## Required task
Return the records exactly as they are.
[START OF Provided records]
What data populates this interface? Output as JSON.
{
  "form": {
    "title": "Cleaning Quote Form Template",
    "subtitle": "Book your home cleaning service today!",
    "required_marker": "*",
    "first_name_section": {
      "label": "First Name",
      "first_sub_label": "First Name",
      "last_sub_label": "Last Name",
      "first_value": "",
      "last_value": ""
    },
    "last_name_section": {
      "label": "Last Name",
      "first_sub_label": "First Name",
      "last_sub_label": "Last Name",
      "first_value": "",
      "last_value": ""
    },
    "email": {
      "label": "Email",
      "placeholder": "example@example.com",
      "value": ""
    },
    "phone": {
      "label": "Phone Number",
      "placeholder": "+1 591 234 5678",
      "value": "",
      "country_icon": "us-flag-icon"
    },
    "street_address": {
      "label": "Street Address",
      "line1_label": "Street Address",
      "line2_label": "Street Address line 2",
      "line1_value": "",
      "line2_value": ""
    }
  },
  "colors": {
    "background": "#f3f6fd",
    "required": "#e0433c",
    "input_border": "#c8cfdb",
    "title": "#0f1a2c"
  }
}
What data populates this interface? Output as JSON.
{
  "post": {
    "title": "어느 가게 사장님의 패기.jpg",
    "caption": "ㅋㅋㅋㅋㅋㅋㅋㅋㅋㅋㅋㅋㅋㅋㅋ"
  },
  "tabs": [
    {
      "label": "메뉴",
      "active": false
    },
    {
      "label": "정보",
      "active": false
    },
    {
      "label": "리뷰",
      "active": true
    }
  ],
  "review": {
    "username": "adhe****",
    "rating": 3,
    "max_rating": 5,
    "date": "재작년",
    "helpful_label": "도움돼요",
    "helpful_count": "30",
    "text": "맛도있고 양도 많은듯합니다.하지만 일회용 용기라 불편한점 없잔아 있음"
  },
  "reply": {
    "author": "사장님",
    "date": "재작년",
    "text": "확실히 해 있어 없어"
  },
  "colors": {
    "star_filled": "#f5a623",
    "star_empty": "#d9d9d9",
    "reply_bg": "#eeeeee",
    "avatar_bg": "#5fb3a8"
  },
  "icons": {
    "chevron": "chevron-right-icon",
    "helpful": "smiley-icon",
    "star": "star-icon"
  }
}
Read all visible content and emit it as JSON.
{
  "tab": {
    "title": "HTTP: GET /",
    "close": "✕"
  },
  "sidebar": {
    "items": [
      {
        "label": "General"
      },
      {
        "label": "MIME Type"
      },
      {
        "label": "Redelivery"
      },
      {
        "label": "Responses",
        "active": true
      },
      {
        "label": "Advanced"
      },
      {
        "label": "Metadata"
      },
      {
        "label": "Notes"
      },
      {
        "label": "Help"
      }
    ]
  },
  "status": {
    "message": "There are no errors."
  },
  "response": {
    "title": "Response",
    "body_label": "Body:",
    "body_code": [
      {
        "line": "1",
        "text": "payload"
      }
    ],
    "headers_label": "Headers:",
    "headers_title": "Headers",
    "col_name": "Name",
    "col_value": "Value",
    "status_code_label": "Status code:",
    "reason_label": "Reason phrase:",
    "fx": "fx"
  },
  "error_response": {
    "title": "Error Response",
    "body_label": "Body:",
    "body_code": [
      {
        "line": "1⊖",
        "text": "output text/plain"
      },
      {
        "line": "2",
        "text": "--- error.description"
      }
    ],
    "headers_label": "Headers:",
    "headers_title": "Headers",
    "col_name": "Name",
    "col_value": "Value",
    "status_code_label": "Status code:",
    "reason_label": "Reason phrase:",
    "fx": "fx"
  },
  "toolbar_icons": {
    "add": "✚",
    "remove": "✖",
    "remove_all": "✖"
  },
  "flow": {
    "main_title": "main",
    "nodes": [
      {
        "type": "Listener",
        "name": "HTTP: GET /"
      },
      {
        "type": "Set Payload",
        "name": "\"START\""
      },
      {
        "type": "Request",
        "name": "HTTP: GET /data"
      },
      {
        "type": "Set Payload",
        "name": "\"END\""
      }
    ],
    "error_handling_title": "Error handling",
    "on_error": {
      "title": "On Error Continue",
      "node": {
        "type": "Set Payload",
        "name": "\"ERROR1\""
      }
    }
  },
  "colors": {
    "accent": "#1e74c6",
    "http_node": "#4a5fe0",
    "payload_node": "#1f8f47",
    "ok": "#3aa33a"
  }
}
[END OF Provided records]
## Result
What data populates this interface? Output as JSON.
{
  "form": {
    "title": "Cleaning Quote Form Template",
    "subtitle": "Book your home cleaning service today!",
    "required_marker": "*",
    "first_name_section": {
      "label": "First Name",
      "first_sub_label": "First Name",
      "last_sub_label": "Last Name",
      "first_value": "",
      "last_value": ""
    },
    "last_name_section": {
      "label": "Last Name",
      "first_sub_label": "First Name",
      "last_sub_label": "Last Name",
      "first_value": "",
      "last_value": ""
    },
    "email": {
      "label": "Email",
      "placeholder": "example@example.com",
      "value": ""
    },
    "phone": {
      "label": "Phone Number",
      "placeholder": "+1 591 234 5678",
      "value": "",
      "country_icon": "us-flag-icon"
    },
    "street_address": {
      "label": "Street Address",
      "line1_label": "Street Address",
      "line2_label": "Street Address line 2",
      "line1_value": "",
      "line2_value": ""
    }
  },
  "colors": {
    "background": "#f3f6fd",
    "required": "#e0433c",
    "input_border": "#c8cfdb",
    "title": "#0f1a2c"
  }
}
What data populates this interface? Output as JSON.
{
  "post": {
    "title": "어느 가게 사장님의 패기.jpg",
    "caption": "ㅋㅋㅋㅋㅋㅋㅋㅋㅋㅋㅋㅋㅋㅋㅋ"
  },
  "tabs": [
    {
      "label": "메뉴",
      "active": false
    },
    {
      "label": "정보",
      "active": false
    },
    {
      "label": "리뷰",
      "active": true
    }
  ],
  "review": {
    "username": "adhe****",
    "rating": 3,
    "max_rating": 5,
    "date": "재작년",
    "helpful_label": "도움돼요",
    "helpful_count": "30",
    "text": "맛도있고 양도 많은듯합니다.하지만 일회용 용기라 불편한점 없잔아 있음"
  },
  "reply": {
    "author": "사장님",
    "date": "재작년",
    "text": "확실히 해 있어 없어"
  },
  "colors": {
    "star_filled": "#f5a623",
    "star_empty": "#d9d9d9",
    "reply_bg": "#eeeeee",
    "avatar_bg": "#5fb3a8"
  },
  "icons": {
    "chevron": "chevron-right-icon",
    "helpful": "smiley-icon",
    "star": "star-icon"
  }
}
Read all visible content and emit it as JSON.
{
  "tab": {
    "title": "HTTP: GET /",
    "close": "✕"
  },
  "sidebar": {
    "items": [
      {
        "label": "General"
      },
      {
        "label": "MIME Type"
      },
      {
        "label": "Redelivery"
      },
      {
        "label": "Responses",
        "active": true
      },
      {
        "label": "Advanced"
      },
      {
        "label": "Metadata"
      },
      {
        "label": "Notes"
      },
      {
        "label": "Help"
      }
    ]
  },
  "status": {
    "message": "There are no errors."
  },
  "response": {
    "title": "Response",
    "body_label": "Body:",
    "body_code": [
      {
        "line": "1",
        "text": "payload"
      }
    ],
    "headers_label": "Headers:",
    "headers_title": "Headers",
    "col_name": "Name",
    "col_value": "Value",
    "status_code_label": "Status code:",
    "reason_label": "Reason phrase:",
    "fx": "fx"
  },
  "error_response": {
    "title": "Error Response",
    "body_label": "Body:",
    "body_code": [
      {
        "line": "1⊖",
        "text": "output text/plain"
      },
      {
        "line": "2",
        "text": "--- error.description"
      }
    ],
    "headers_label": "Headers:",
    "headers_title": "Headers",
    "col_name": "Name",
    "col_value": "Value",
    "status_code_label": "Status code:",
    "reason_label": "Reason phrase:",
    "fx": "fx"
  },
  "toolbar_icons": {
    "add": "✚",
    "remove": "✖",
    "remove_all": "✖"
  },
  "flow": {
    "main_title": "main",
    "nodes": [
      {
        "type": "Listener",
        "name": "HTTP: GET /"
      },
      {
        "type": "Set Payload",
        "name": "\"START\""
      },
      {
        "type": "Request",
        "name": "HTTP: GET /data"
      },
      {
        "type": "Set Payload",
        "name": "\"END\""
      }
    ],
    "error_handling_title": "Error handling",
    "on_error": {
      "title": "On Error Continue",
      "node": {
        "type": "Set Payload",
        "name": "\"ERROR1\""
      }
    }
  },
  "colors": {
    "accent": "#1e74c6",
    "http_node": "#4a5fe0",
    "payload_node": "#1f8f47",
    "ok": "#3aa33a"
  }
}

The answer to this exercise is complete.